**Requirements**
Please give the entries again in full and exactly, without any picture.

** start of Input records **

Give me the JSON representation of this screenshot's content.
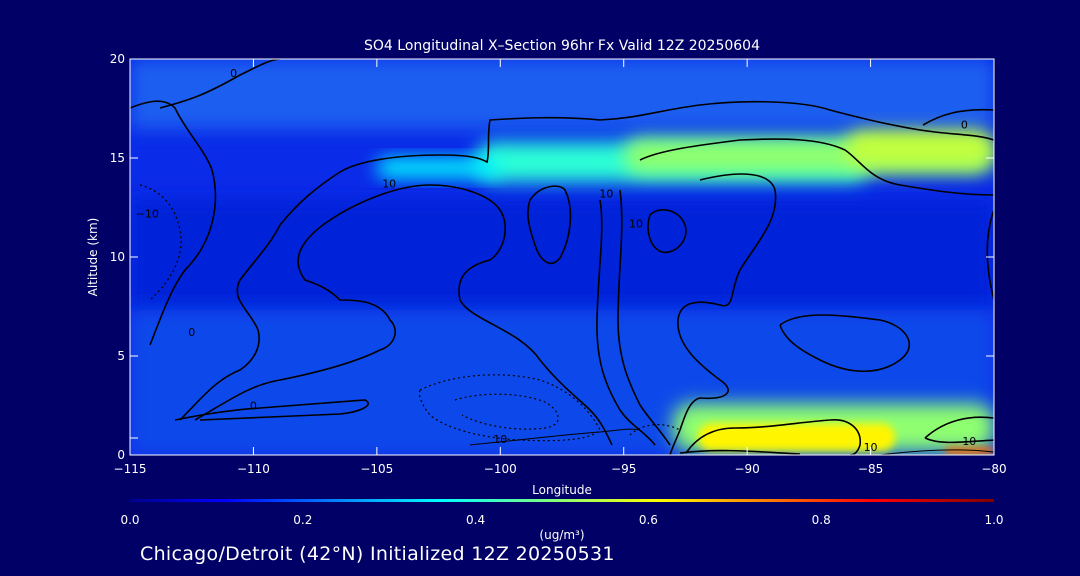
{
  "chart_data": {
    "type": "heatmap",
    "title": "SO4 Longitudinal X–Section 96hr  Fx Valid 12Z 20250604",
    "xlabel": "Longitude",
    "ylabel": "Altitude (km)",
    "xlim": [
      -115,
      -80
    ],
    "ylim": [
      0,
      20
    ],
    "x_ticks": [
      -115,
      -110,
      -105,
      -100,
      -95,
      -90,
      -85,
      -80
    ],
    "x_tick_labels": [
      "−115",
      "−110",
      "−105",
      "−100",
      "−95",
      "−90",
      "−85",
      "−80"
    ],
    "y_ticks": [
      0,
      5,
      10,
      15,
      20
    ],
    "y_tick_labels": [
      "0",
      "5",
      "10",
      "15",
      "20"
    ],
    "colorbar": {
      "label": "(ug/m³)",
      "range": [
        0.0,
        1.0
      ],
      "ticks": [
        0.0,
        0.2,
        0.4,
        0.6,
        0.8,
        1.0
      ],
      "tick_labels": [
        "0.0",
        "0.2",
        "0.4",
        "0.6",
        "0.8",
        "1.0"
      ],
      "colormap": "jet"
    },
    "contour_labels": [
      {
        "text": "0",
        "lon": -110.8,
        "alt": 19.1
      },
      {
        "text": "10",
        "lon": -104.5,
        "alt": 13.5
      },
      {
        "text": "10",
        "lon": -95.7,
        "alt": 13.0
      },
      {
        "text": "−10",
        "lon": -114.3,
        "alt": 12.0
      },
      {
        "text": "0",
        "lon": -112.5,
        "alt": 6.0
      },
      {
        "text": "0",
        "lon": -110.0,
        "alt": 2.3
      },
      {
        "text": "10",
        "lon": -100.0,
        "alt": 0.6
      },
      {
        "text": "10",
        "lon": -85.0,
        "alt": 0.2
      },
      {
        "text": "10",
        "lon": -81.0,
        "alt": 0.5
      },
      {
        "text": "0",
        "lon": -81.2,
        "alt": 16.5
      },
      {
        "text": "10",
        "lon": -94.5,
        "alt": 11.5
      }
    ],
    "concentration_regions": [
      {
        "lon_range": [
          -101,
          -85
        ],
        "alt_range": [
          13.8,
          15.8
        ],
        "value": 0.4
      },
      {
        "lon_range": [
          -95,
          -80
        ],
        "alt_range": [
          14.2,
          16.0
        ],
        "value": 0.5
      },
      {
        "lon_range": [
          -86,
          -80
        ],
        "alt_range": [
          14.6,
          16.4
        ],
        "value": 0.55
      },
      {
        "lon_range": [
          -105,
          -100
        ],
        "alt_range": [
          14.0,
          15.0
        ],
        "value": 0.35
      },
      {
        "lon_range": [
          -93,
          -80
        ],
        "alt_range": [
          0.2,
          2.6
        ],
        "value": 0.5
      },
      {
        "lon_range": [
          -92,
          -84
        ],
        "alt_range": [
          0.2,
          1.6
        ],
        "value": 0.62
      },
      {
        "lon_range": [
          -82,
          -80
        ],
        "alt_range": [
          0.0,
          0.4
        ],
        "value": 0.75
      }
    ]
  },
  "footer": "Chicago/Detroit (42°N) Initialized 12Z 20250531"
}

** end of Input records **

**Response to this task**
Give me the JSON representation of this screenshot's content.
{
  "chart_data": {
    "type": "heatmap",
    "title": "SO4 Longitudinal X–Section 96hr  Fx Valid 12Z 20250604",
    "xlabel": "Longitude",
    "ylabel": "Altitude (km)",
    "xlim": [
      -115,
      -80
    ],
    "ylim": [
      0,
      20
    ],
    "x_ticks": [
      -115,
      -110,
      -105,
      -100,
      -95,
      -90,
      -85,
      -80
    ],
    "x_tick_labels": [
      "−115",
      "−110",
      "−105",
      "−100",
      "−95",
      "−90",
      "−85",
      "−80"
    ],
    "y_ticks": [
      0,
      5,
      10,
      15,
      20
    ],
    "y_tick_labels": [
      "0",
      "5",
      "10",
      "15",
      "20"
    ],
    "colorbar": {
      "label": "(ug/m³)",
      "range": [
        0.0,
        1.0
      ],
      "ticks": [
        0.0,
        0.2,
        0.4,
        0.6,
        0.8,
        1.0
      ],
      "tick_labels": [
        "0.0",
        "0.2",
        "0.4",
        "0.6",
        "0.8",
        "1.0"
      ],
      "colormap": "jet"
    },
    "contour_labels": [
      {
        "text": "0",
        "lon": -110.8,
        "alt": 19.1
      },
      {
        "text": "10",
        "lon": -104.5,
        "alt": 13.5
      },
      {
        "text": "10",
        "lon": -95.7,
        "alt": 13.0
      },
      {
        "text": "−10",
        "lon": -114.3,
        "alt": 12.0
      },
      {
        "text": "0",
        "lon": -112.5,
        "alt": 6.0
      },
      {
        "text": "0",
        "lon": -110.0,
        "alt": 2.3
      },
      {
        "text": "10",
        "lon": -100.0,
        "alt": 0.6
      },
      {
        "text": "10",
        "lon": -85.0,
        "alt": 0.2
      },
      {
        "text": "10",
        "lon": -81.0,
        "alt": 0.5
      },
      {
        "text": "0",
        "lon": -81.2,
        "alt": 16.5
      },
      {
        "text": "10",
        "lon": -94.5,
        "alt": 11.5
      }
    ],
    "concentration_regions": [
      {
        "lon_range": [
          -101,
          -85
        ],
        "alt_range": [
          13.8,
          15.8
        ],
        "value": 0.4
      },
      {
        "lon_range": [
          -95,
          -80
        ],
        "alt_range": [
          14.2,
          16.0
        ],
        "value": 0.5
      },
      {
        "lon_range": [
          -86,
          -80
        ],
        "alt_range": [
          14.6,
          16.4
        ],
        "value": 0.55
      },
      {
        "lon_range": [
          -105,
          -100
        ],
        "alt_range": [
          14.0,
          15.0
        ],
        "value": 0.35
      },
      {
        "lon_range": [
          -93,
          -80
        ],
        "alt_range": [
          0.2,
          2.6
        ],
        "value": 0.5
      },
      {
        "lon_range": [
          -92,
          -84
        ],
        "alt_range": [
          0.2,
          1.6
        ],
        "value": 0.62
      },
      {
        "lon_range": [
          -82,
          -80
        ],
        "alt_range": [
          0.0,
          0.4
        ],
        "value": 0.75
      }
    ]
  },
  "footer": "Chicago/Detroit (42°N) Initialized 12Z 20250531"
}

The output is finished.